--- What is expected ---
Every line below that contains "this" is to be copied.
..........
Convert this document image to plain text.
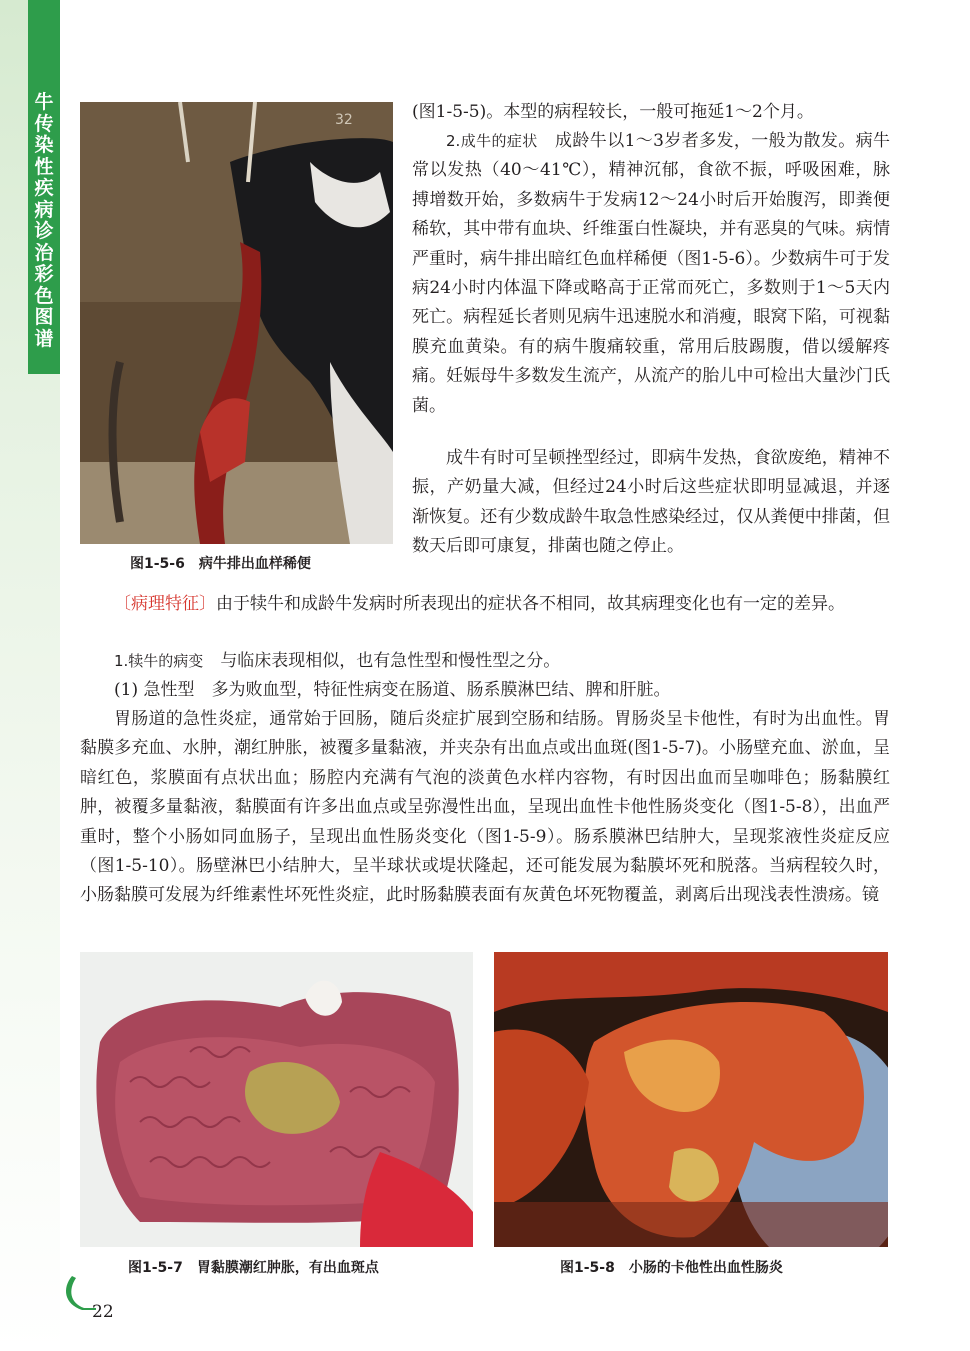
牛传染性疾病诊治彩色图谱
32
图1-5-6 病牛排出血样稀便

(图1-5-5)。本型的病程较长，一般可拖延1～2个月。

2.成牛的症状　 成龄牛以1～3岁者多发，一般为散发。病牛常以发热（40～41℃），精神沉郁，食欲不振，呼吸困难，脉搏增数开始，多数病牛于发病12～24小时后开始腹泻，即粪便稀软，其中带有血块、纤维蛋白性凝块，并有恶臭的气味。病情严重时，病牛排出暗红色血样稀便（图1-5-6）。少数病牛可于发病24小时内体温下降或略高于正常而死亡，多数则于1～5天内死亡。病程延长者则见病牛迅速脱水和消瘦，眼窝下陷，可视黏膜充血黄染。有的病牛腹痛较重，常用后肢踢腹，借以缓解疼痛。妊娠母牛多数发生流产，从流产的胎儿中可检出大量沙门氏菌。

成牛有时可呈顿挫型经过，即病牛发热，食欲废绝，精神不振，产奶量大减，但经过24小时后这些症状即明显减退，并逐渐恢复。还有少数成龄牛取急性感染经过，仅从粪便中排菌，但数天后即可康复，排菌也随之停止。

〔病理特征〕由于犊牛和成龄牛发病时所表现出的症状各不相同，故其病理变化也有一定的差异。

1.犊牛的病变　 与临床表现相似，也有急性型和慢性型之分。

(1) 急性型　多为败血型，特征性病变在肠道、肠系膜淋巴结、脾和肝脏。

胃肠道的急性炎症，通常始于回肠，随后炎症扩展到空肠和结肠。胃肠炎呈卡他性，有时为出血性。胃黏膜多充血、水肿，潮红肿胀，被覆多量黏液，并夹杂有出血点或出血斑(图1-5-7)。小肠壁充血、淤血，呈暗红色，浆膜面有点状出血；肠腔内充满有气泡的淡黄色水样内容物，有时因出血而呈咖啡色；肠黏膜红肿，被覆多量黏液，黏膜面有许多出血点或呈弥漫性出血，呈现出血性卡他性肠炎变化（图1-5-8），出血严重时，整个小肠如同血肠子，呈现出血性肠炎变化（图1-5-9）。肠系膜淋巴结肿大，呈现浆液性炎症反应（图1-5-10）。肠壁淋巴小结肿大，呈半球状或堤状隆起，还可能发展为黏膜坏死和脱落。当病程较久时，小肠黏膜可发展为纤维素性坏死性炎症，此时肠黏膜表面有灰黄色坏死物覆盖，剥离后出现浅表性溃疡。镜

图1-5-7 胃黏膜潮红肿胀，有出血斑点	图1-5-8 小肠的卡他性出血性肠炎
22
..........
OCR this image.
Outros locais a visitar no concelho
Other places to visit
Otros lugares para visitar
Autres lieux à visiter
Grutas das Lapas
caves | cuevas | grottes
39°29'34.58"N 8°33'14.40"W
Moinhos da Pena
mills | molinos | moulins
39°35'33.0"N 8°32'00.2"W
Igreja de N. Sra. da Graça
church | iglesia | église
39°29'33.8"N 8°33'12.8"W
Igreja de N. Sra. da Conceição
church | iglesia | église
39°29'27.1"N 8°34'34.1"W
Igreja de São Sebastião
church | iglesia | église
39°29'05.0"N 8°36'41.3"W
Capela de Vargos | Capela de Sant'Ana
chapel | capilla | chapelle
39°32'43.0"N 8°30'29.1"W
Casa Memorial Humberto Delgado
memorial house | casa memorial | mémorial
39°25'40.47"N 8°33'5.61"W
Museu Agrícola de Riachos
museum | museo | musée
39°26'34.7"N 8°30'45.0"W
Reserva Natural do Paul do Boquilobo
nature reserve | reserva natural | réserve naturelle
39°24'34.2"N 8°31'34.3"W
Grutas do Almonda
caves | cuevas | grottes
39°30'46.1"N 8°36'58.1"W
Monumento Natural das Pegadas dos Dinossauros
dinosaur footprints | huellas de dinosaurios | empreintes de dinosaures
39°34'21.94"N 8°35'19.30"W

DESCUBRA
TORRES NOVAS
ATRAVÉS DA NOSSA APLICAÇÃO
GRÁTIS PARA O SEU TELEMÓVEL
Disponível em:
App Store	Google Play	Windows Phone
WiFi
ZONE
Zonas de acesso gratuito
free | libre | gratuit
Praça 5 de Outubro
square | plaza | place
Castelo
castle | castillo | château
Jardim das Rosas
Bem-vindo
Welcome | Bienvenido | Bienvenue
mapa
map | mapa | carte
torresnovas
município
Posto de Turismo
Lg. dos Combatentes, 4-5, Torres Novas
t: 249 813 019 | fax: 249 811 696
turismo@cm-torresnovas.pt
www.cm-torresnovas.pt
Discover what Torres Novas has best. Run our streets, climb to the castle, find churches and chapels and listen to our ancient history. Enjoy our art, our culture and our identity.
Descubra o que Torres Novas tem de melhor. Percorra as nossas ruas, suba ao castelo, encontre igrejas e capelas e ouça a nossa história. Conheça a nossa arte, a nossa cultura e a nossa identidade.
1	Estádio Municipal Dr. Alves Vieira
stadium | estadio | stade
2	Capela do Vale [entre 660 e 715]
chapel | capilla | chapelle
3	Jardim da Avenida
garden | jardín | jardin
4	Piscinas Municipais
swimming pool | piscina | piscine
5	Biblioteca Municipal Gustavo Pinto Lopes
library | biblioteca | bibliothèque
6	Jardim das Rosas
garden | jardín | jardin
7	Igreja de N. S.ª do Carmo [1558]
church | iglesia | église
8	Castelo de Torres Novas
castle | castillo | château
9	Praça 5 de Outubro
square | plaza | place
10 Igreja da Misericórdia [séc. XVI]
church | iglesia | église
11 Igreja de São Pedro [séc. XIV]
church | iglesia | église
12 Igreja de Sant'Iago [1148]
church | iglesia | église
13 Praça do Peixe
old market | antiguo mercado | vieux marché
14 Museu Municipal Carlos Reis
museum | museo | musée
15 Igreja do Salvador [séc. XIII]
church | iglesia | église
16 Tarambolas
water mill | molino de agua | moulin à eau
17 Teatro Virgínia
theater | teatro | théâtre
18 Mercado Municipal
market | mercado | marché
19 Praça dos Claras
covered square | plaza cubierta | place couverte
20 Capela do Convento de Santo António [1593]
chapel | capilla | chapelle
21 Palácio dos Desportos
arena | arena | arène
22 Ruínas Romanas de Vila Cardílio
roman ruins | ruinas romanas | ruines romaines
..........
--- Answer for the task ---
Convert this document image to plain text.
OCR this image.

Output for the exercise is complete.